DATA TO PROCESS »
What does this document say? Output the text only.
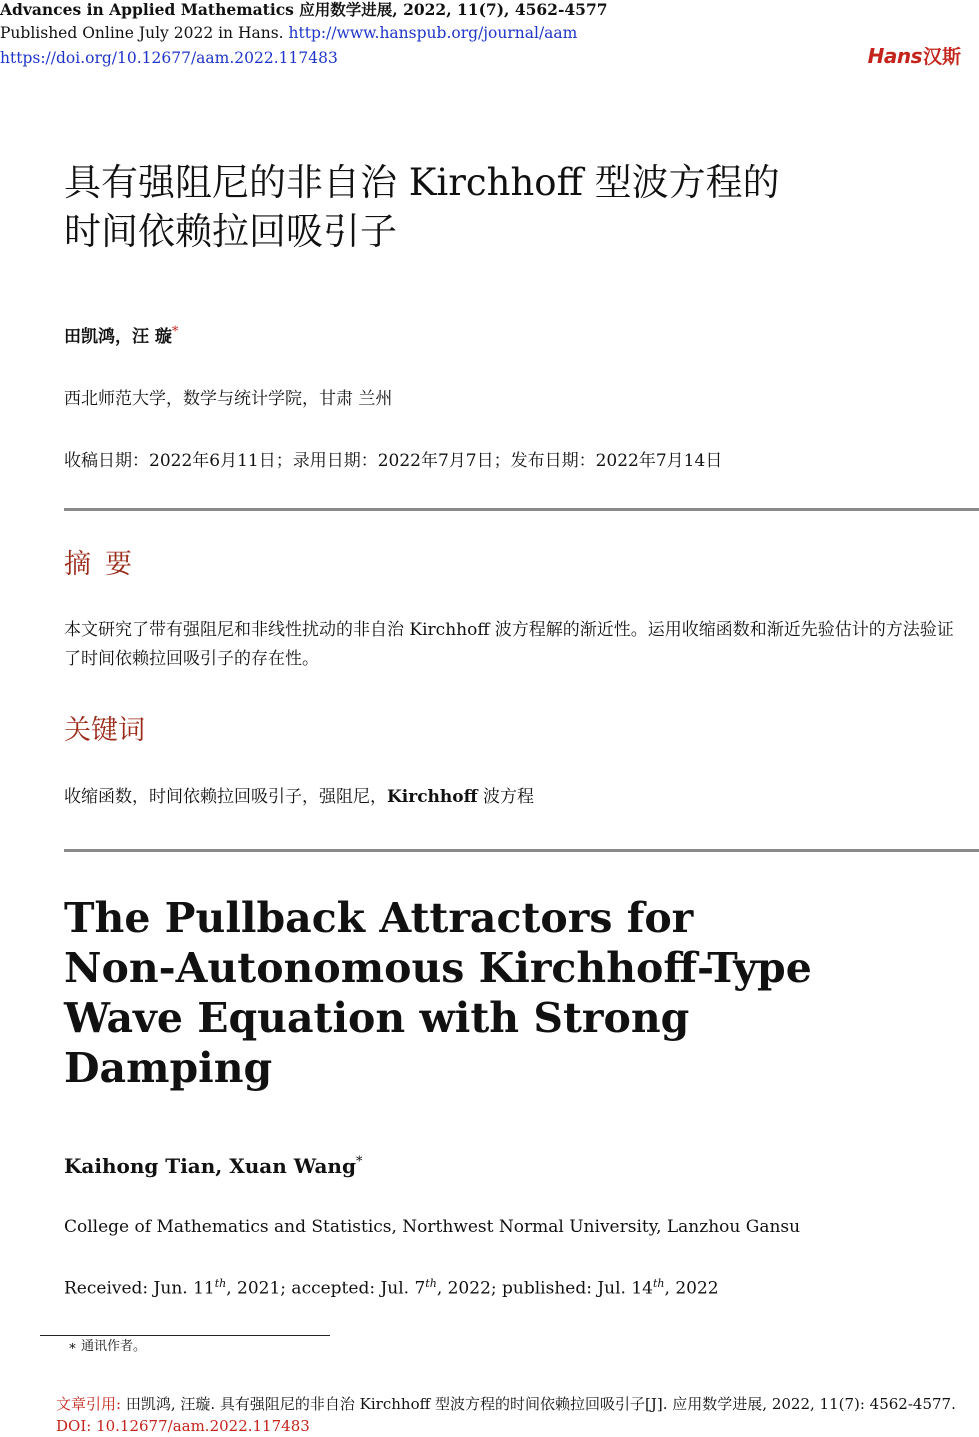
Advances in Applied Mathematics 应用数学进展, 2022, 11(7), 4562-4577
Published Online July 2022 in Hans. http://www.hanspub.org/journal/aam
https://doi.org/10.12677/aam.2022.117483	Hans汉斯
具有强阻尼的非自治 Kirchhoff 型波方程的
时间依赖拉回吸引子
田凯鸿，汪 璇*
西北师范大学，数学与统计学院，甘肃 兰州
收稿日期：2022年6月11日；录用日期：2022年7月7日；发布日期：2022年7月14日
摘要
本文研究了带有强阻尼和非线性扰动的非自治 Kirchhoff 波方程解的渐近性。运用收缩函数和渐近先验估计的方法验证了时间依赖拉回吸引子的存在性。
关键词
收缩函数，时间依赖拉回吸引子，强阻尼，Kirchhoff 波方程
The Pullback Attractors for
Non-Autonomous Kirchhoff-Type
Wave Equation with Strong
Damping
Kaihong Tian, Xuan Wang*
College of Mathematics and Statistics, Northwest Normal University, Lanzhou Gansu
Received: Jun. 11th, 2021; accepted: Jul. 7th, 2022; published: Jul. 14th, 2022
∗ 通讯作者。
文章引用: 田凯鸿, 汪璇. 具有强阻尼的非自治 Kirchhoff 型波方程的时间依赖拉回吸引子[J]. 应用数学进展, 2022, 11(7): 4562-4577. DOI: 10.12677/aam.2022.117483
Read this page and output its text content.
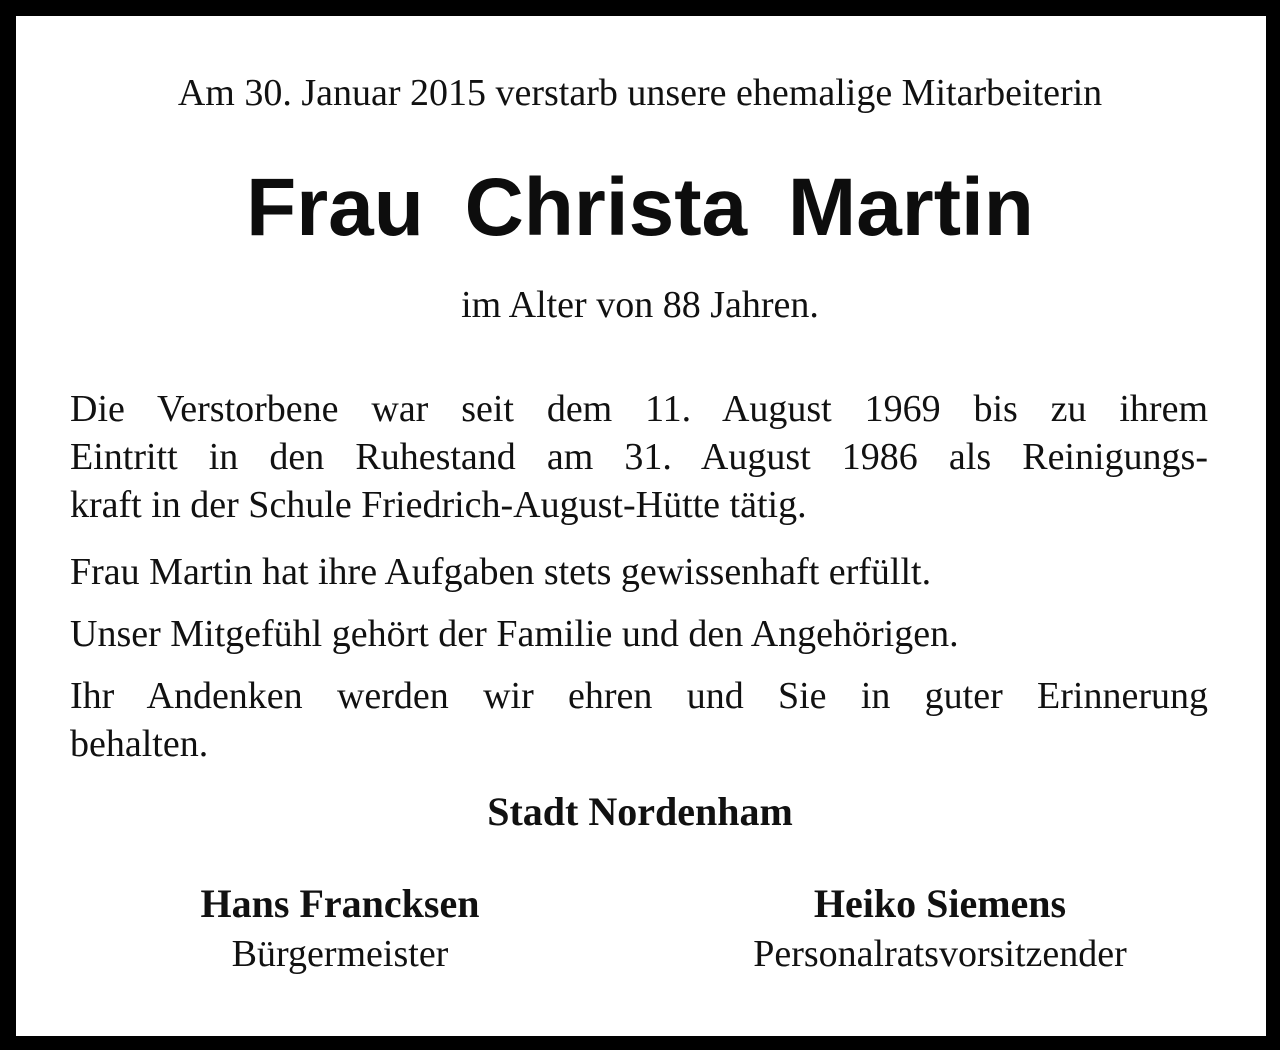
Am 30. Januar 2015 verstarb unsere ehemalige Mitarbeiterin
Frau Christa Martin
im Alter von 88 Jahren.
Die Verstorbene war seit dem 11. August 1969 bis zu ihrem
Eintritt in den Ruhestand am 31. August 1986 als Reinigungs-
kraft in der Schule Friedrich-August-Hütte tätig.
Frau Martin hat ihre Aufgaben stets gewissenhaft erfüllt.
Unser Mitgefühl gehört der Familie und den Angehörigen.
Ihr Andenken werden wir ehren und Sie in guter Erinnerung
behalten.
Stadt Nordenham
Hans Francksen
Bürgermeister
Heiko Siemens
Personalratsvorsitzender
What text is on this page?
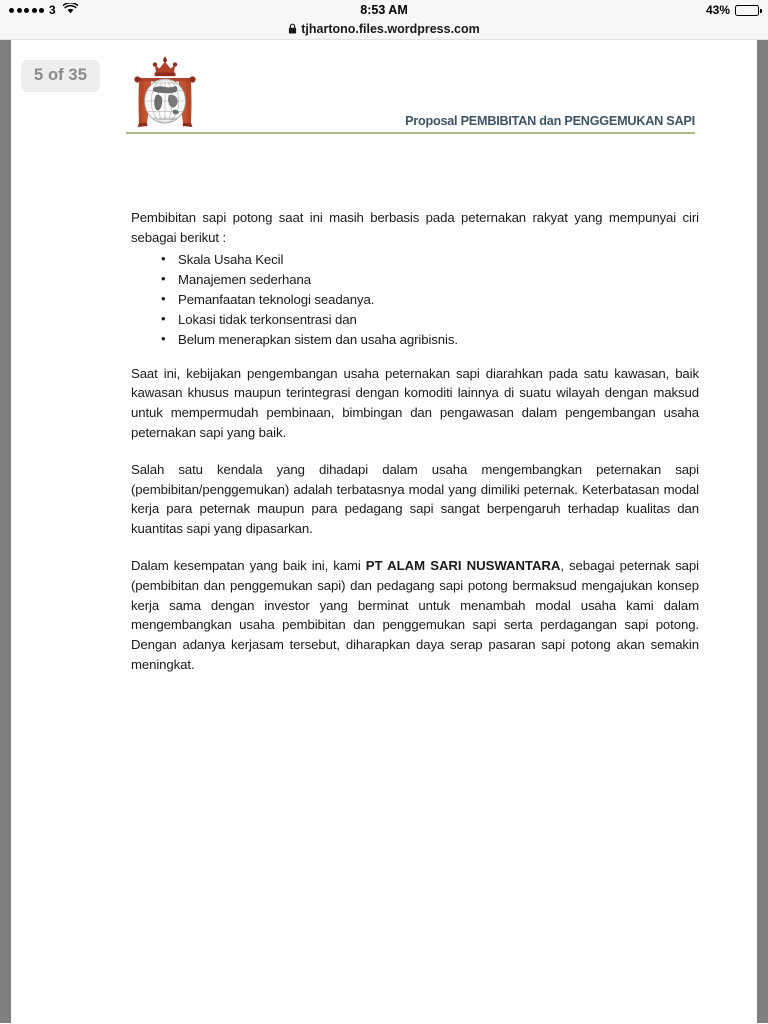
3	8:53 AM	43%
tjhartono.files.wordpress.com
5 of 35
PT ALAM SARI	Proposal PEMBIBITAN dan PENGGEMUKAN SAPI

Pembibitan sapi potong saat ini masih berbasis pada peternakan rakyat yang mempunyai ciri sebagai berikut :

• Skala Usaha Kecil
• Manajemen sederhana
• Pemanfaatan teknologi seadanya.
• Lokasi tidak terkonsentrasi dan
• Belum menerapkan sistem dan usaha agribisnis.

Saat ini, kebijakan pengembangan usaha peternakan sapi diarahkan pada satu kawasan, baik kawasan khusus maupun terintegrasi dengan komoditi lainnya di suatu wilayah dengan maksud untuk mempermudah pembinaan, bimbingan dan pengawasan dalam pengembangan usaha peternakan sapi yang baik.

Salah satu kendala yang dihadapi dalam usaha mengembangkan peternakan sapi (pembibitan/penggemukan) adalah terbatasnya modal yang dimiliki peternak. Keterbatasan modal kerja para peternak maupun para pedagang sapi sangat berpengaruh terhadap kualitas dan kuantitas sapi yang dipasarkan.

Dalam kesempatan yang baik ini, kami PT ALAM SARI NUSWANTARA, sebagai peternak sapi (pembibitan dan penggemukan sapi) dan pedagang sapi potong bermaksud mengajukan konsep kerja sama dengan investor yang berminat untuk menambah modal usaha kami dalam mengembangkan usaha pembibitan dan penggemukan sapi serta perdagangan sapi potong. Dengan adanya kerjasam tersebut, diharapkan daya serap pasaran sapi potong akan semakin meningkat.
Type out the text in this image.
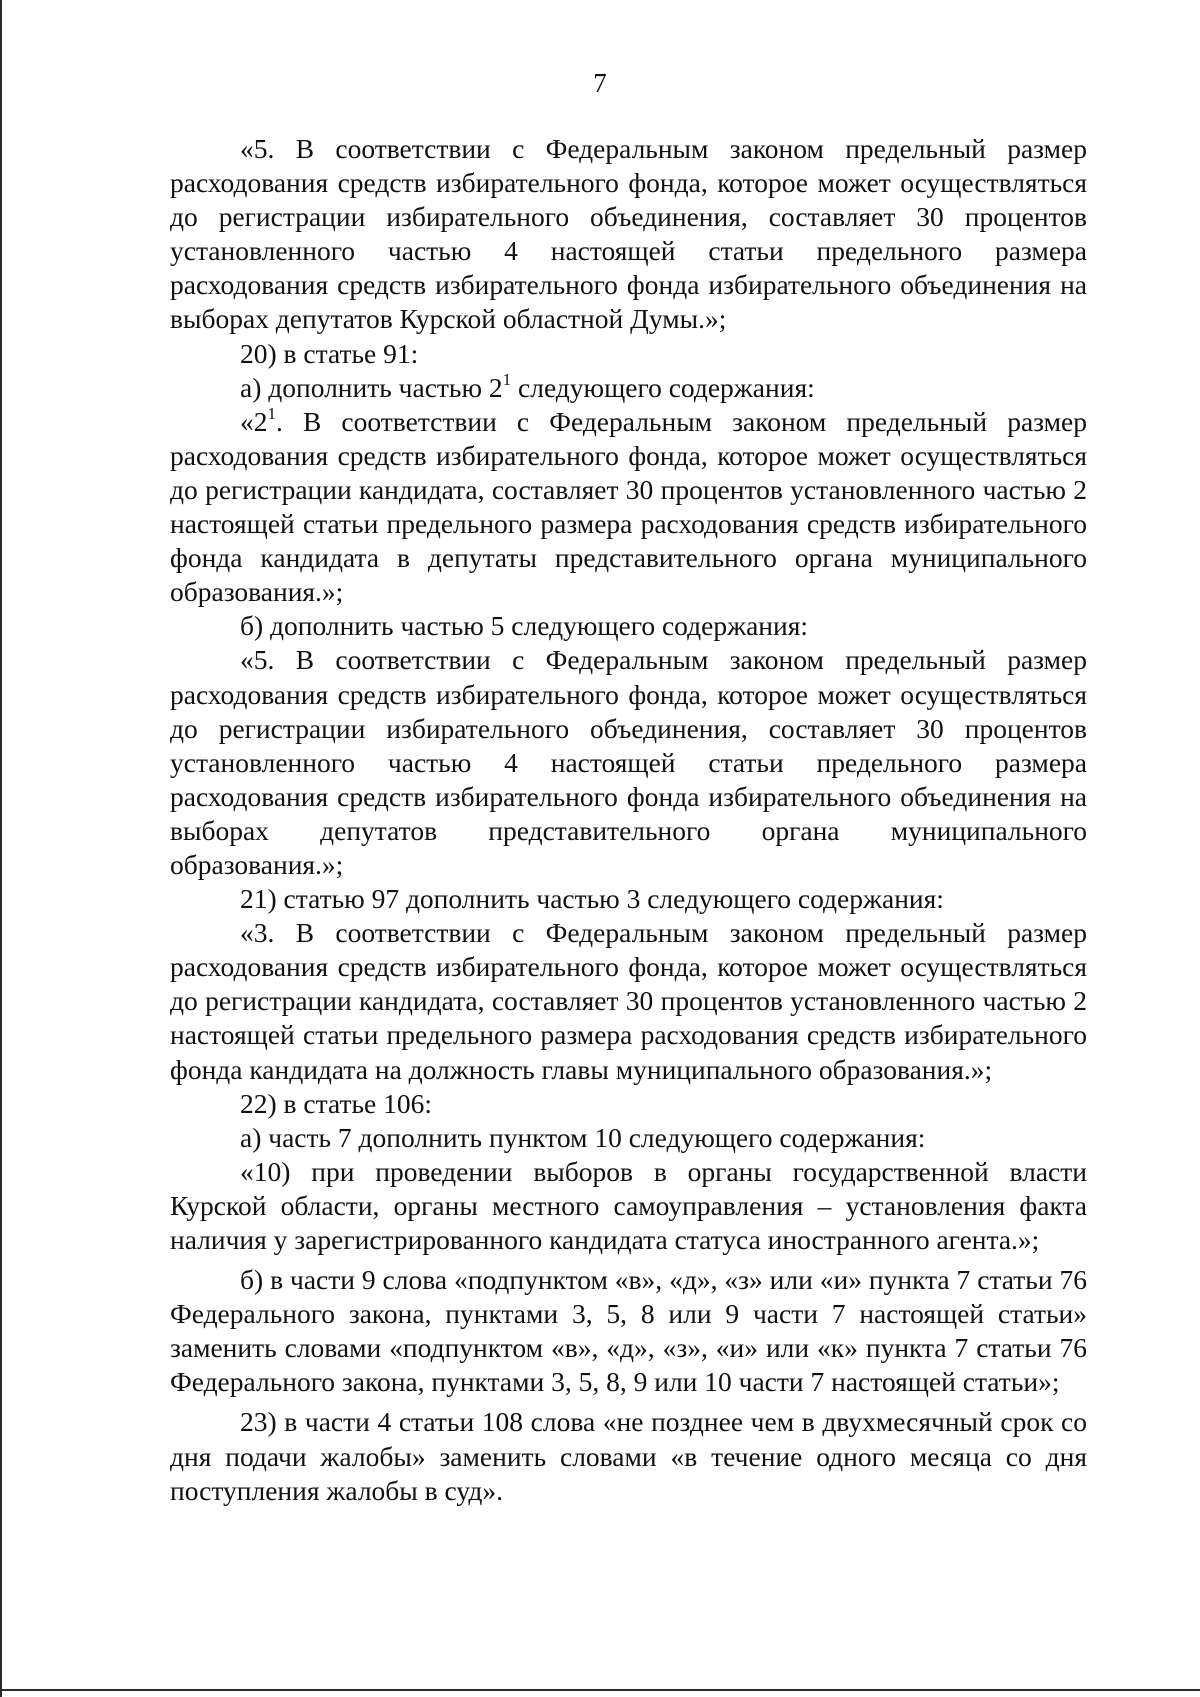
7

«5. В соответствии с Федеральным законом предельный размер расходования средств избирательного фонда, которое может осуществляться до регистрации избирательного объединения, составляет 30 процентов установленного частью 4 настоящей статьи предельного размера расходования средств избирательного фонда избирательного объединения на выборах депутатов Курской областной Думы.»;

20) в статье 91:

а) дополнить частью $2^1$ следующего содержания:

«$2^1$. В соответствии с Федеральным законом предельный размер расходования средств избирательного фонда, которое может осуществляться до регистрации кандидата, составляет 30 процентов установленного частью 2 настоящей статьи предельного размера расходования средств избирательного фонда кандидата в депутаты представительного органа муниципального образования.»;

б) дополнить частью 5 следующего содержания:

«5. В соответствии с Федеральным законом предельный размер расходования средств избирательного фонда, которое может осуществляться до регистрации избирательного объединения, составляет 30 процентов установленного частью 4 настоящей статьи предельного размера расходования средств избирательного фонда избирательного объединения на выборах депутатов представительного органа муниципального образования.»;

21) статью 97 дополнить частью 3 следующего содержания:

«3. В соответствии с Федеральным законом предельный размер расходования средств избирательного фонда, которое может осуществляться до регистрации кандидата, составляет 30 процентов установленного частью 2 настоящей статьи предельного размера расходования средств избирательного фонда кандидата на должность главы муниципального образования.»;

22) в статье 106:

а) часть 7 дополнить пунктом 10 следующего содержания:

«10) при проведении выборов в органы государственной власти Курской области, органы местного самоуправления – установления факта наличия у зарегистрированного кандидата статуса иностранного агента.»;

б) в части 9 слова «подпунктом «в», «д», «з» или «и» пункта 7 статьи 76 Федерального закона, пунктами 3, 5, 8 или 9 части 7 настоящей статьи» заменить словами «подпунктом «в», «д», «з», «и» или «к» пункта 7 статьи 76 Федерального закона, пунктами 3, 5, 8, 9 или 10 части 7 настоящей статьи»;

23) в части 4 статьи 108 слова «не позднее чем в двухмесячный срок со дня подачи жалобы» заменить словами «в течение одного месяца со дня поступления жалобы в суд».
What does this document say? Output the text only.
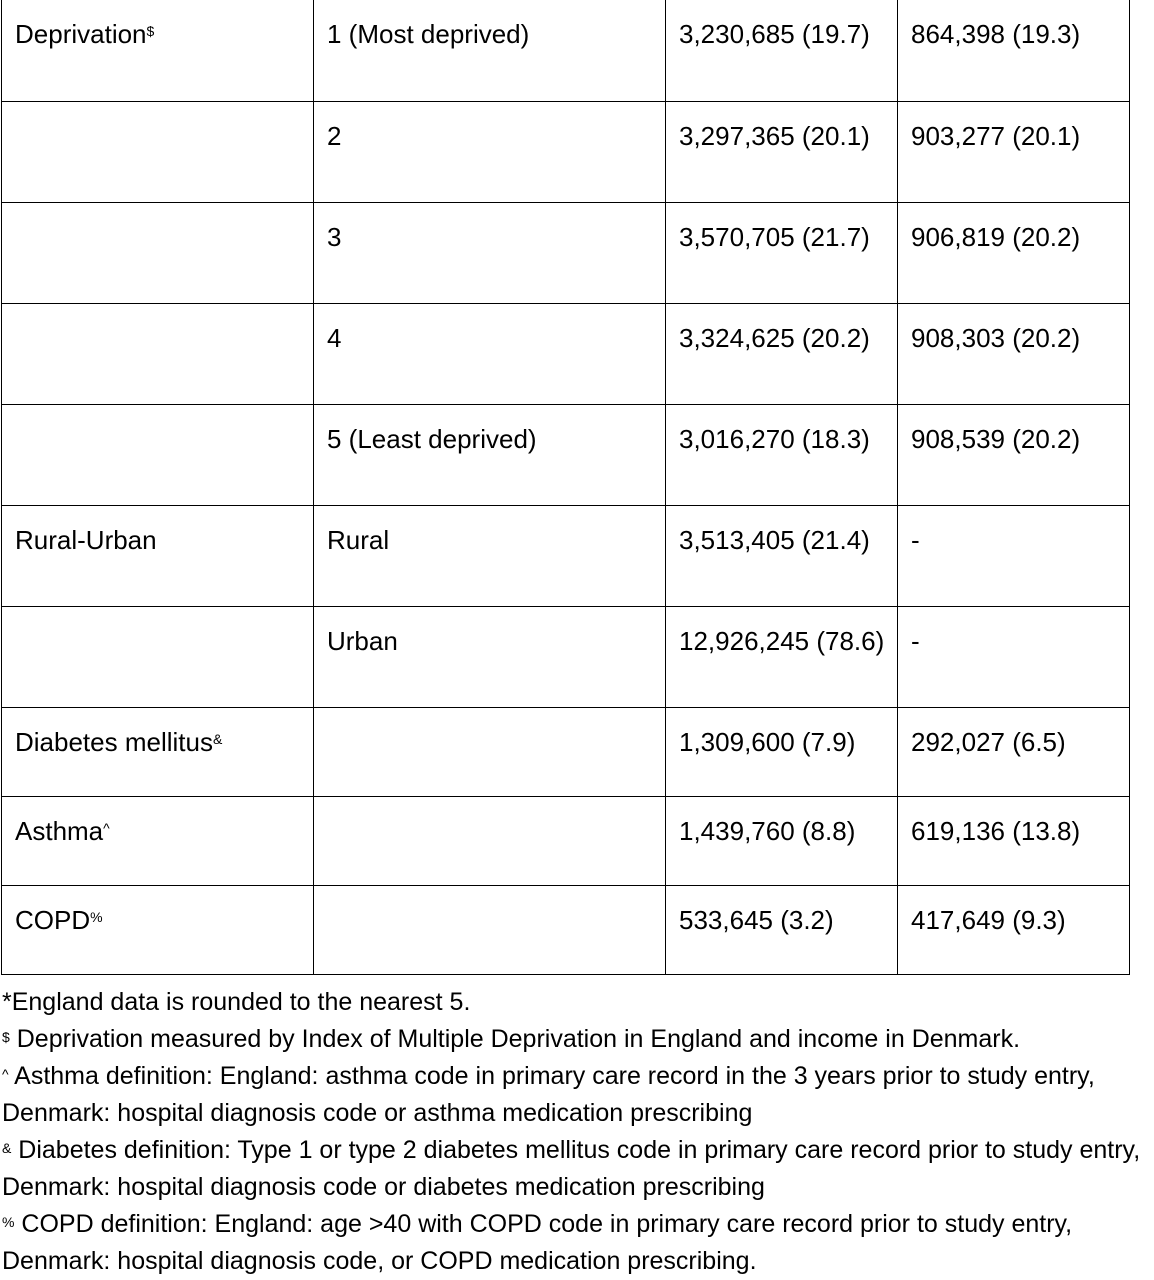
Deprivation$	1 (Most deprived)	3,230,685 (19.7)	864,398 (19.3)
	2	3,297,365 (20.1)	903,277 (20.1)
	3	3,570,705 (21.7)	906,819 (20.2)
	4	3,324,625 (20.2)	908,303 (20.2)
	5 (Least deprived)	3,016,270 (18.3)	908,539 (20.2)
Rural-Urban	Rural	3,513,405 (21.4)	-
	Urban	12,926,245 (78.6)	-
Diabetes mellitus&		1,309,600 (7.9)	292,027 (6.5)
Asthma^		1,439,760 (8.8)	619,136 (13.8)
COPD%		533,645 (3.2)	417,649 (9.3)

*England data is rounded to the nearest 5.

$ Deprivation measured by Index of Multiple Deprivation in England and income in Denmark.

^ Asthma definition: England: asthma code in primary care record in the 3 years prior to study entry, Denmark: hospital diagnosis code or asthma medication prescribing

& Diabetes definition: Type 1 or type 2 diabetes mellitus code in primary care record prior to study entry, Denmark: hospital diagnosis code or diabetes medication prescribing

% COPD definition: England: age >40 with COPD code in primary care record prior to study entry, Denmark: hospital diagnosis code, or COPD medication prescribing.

THE REQUEST » Where a line of the data holds "Urban", show that line.

ANSWER TO THE EXERCISE »
Rural-Urban	Rural	3,513,405 (21.4)	-
	Urban	12,926,245 (78.6)	-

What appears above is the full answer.